[begin MATERIAL SUPPLIED]

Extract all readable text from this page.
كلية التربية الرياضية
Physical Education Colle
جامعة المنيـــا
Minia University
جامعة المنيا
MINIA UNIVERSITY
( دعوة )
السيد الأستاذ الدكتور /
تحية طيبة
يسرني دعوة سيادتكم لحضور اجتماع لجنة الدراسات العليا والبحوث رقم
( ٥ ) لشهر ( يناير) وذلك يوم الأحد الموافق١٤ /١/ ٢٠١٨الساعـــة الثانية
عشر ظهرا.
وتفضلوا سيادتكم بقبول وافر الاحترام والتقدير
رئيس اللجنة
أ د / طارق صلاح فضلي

[end MATERIAL SUPPLIED]

▶ [WHAT THE TASK ASKS]:
Output each record precisely as given.

▶ [FINAL ANSWER]:
Extract all readable text from this page.
كلية التربية الرياضية
Physical Education Colle
جامعة المنيـــا
Minia University
جامعة المنيا
MINIA UNIVERSITY
( دعوة )
السيد الأستاذ الدكتور /
تحية طيبة
يسرني دعوة سيادتكم لحضور اجتماع لجنة الدراسات العليا والبحوث رقم
( ٥ ) لشهر ( يناير) وذلك يوم الأحد الموافق١٤ /١/ ٢٠١٨الساعـــة الثانية
عشر ظهرا.
وتفضلوا سيادتكم بقبول وافر الاحترام والتقدير
رئيس اللجنة
أ د / طارق صلاح فضلي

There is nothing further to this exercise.